— DOCUMENT EXCERPT —
And that piece of music I think the original one was like seven minutes long so my meditation was seven minutes long. If the piece of music had been five minutes long, my meditation would have been five minutes long. I don’t think the length of time that matters. What matters is that you being in it. And most of the time, your mind wanders anyway but eventually that piece of music, you might start to realize, hey, it’s coming to an end. Time to get back to work and it’ll just shift back to that. I say it’s very funny.
Hal Elrod: Yeah. I mean, I’m a huge believer in the power of anchors and I love the Pavlovian response that you talked about because that’s so true, right? As soon as the music plays your body’s like, “Oh, time to relax. Time to love ourselves. Time to get in this meditative state.” That’s beautiful.
Kamal Ravikant: All of these are hacks, man. All of these are hacks I’ve done for myself out of personal laziness of trying to save myself.
Hal Elrod: It’s so funny. You and I, we have way too much in common or just the right amount. So, the mirror practice is the one for most people that the resistance kind of awkward, kind of weird on, and the looking in the mirror telling yourself you love yourself why. We’ll talk about, you mentioned in the book that it’s anchoring it to your physical body or anchoring self-love to your physical body. Talk about that. Why is that important to do the mirror practice? Because I know that’s the one in the book you’re like, “Look, this is the one you might think to skip.” It’s arguably the most powerful one.

— Region and label listings —
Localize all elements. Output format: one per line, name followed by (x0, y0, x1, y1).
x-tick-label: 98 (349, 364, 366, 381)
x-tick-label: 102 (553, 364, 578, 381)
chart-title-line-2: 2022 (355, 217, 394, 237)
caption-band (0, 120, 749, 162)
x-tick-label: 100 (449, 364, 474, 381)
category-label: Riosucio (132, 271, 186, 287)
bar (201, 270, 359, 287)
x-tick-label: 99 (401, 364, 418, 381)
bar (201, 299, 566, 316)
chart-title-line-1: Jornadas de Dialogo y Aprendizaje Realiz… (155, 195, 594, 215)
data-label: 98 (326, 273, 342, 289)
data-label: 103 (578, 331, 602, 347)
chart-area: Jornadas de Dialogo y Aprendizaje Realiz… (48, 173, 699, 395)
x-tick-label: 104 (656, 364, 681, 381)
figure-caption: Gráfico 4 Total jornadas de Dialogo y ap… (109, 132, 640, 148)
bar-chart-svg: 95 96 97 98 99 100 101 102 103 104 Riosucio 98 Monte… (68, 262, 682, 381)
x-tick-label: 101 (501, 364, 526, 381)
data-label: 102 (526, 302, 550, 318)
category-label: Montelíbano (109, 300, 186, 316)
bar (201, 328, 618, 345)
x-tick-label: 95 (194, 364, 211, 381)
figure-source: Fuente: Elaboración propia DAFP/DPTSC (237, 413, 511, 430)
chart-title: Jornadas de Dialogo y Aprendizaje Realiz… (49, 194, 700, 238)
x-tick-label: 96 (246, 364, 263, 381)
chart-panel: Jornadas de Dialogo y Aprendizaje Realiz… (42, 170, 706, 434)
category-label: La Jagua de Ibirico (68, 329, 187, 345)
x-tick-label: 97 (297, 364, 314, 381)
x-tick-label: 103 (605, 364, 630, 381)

— PROBLEMS TO SOLVE —
1 > Output the part of the interview excerpt that opens with the words containing "Kamal Ravikant: All" and closes with "most powerful one.".
2 > List every phrase in the interview excerpt that begins with the words "Time to."
3 > According to the interview excerpt, about how long was the original piece of music used for the meditation?

— SOLUTION LIST —
1 >
Kamal Ravikant: All of these are hacks, man. All of these are hacks I’ve done for myself out of personal laziness of trying to save myself.
Hal Elrod: It’s so funny. You and I, we have way too much in common or just the right amount. So, the mirror practice is the one for most people that the resistance kind of awkward, kind of weird on, and the looking in the mirror telling yourself you love yourself why. We’ll talk about, you mentioned in the book that it’s anchoring it to your physical body or anchoring self-love to your physical body. Talk about that. Why is that important to do the mirror practice? Because I know that’s the one in the book you’re like, “Look, this is the one you might think to skip.” It’s arguably the most powerful one.

2 >
- Time to get back to work
- Time to relax
- Time to love ourselves
- Time to get in this meditative state

3 > About seven minutes.